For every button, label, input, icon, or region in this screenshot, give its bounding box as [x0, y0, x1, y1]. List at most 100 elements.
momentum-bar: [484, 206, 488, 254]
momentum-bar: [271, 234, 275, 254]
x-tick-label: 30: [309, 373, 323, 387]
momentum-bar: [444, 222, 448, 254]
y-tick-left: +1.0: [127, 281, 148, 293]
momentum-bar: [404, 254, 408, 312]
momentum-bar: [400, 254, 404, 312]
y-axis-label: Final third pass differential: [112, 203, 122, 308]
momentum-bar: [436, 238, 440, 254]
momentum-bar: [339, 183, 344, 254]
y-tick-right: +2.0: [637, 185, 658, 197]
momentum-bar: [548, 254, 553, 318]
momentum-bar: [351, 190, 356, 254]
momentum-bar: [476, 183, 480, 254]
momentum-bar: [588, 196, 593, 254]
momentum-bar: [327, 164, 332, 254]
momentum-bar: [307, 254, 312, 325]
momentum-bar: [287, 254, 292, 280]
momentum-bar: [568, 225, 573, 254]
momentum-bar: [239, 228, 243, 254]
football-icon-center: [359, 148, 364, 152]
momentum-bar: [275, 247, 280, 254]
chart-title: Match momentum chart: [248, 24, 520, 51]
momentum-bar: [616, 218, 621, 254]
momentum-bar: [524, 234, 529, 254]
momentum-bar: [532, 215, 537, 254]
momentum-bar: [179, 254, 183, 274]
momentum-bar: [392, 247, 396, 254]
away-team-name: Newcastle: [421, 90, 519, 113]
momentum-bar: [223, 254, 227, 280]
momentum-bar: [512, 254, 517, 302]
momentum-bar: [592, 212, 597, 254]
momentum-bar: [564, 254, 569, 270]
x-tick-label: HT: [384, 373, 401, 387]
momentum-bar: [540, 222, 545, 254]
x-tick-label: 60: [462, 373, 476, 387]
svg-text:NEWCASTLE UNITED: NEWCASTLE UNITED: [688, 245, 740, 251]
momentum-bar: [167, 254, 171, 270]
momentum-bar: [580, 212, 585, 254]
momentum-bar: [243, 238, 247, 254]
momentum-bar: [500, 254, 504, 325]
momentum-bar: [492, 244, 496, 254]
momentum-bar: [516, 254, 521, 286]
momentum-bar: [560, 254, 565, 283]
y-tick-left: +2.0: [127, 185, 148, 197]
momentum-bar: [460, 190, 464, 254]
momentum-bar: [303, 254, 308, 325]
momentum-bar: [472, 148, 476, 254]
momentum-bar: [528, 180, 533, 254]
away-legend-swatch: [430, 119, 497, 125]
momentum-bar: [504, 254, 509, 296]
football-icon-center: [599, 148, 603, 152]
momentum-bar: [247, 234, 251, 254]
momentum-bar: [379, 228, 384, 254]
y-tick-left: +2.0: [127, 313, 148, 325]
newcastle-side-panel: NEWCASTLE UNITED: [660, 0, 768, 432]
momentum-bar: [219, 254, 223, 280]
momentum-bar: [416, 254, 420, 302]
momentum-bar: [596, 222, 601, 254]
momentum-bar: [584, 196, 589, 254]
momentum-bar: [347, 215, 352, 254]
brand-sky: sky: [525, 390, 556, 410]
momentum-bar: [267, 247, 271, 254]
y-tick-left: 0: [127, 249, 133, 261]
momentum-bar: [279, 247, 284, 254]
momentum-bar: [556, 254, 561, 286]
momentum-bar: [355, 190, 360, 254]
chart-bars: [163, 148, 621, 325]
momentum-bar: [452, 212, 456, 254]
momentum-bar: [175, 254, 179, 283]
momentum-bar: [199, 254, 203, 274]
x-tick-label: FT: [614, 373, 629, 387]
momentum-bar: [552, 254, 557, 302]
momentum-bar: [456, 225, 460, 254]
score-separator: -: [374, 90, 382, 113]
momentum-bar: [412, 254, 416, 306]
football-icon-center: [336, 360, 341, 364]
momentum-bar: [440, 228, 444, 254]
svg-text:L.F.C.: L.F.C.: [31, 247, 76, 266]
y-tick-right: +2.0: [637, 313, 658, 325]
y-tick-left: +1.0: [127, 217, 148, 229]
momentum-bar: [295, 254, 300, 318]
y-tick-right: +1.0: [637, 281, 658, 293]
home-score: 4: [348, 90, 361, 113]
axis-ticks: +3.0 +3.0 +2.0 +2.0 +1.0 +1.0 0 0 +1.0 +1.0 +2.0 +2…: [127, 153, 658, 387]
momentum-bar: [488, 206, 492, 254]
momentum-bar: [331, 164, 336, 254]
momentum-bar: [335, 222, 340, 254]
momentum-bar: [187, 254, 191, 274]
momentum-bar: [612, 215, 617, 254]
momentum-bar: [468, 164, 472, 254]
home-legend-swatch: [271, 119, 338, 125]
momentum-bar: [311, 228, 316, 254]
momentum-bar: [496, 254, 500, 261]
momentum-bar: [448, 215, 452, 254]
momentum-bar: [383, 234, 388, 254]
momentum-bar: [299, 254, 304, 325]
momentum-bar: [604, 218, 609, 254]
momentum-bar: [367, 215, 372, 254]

*SHORT PROBLEM*: Rewrite the stretch from the start of the listing through the line containing "chart-title: Match momentum", changing "Final third pass differential" to "Attacking third pass differential" and keeping everything else the same.

*THE SOLUTION*:
For every button, label, input, icon, or region in this screenshot, give its bounding box as [x0, y0, x1, y1]. List at most 100 elements.
momentum-bar: [484, 206, 488, 254]
momentum-bar: [271, 234, 275, 254]
x-tick-label: 30: [309, 373, 323, 387]
momentum-bar: [444, 222, 448, 254]
y-tick-left: +1.0: [127, 281, 148, 293]
momentum-bar: [404, 254, 408, 312]
momentum-bar: [400, 254, 404, 312]
y-axis-label: Attacking third pass differential: [112, 203, 122, 308]
momentum-bar: [436, 238, 440, 254]
momentum-bar: [339, 183, 344, 254]
y-tick-right: +2.0: [637, 185, 658, 197]
momentum-bar: [548, 254, 553, 318]
momentum-bar: [351, 190, 356, 254]
momentum-bar: [476, 183, 480, 254]
momentum-bar: [588, 196, 593, 254]
momentum-bar: [327, 164, 332, 254]
momentum-bar: [307, 254, 312, 325]
momentum-bar: [287, 254, 292, 280]
momentum-bar: [568, 225, 573, 254]
momentum-bar: [239, 228, 243, 254]
football-icon-center: [359, 148, 364, 152]
momentum-bar: [275, 247, 280, 254]
chart-title: Match momentum chart: [248, 24, 520, 51]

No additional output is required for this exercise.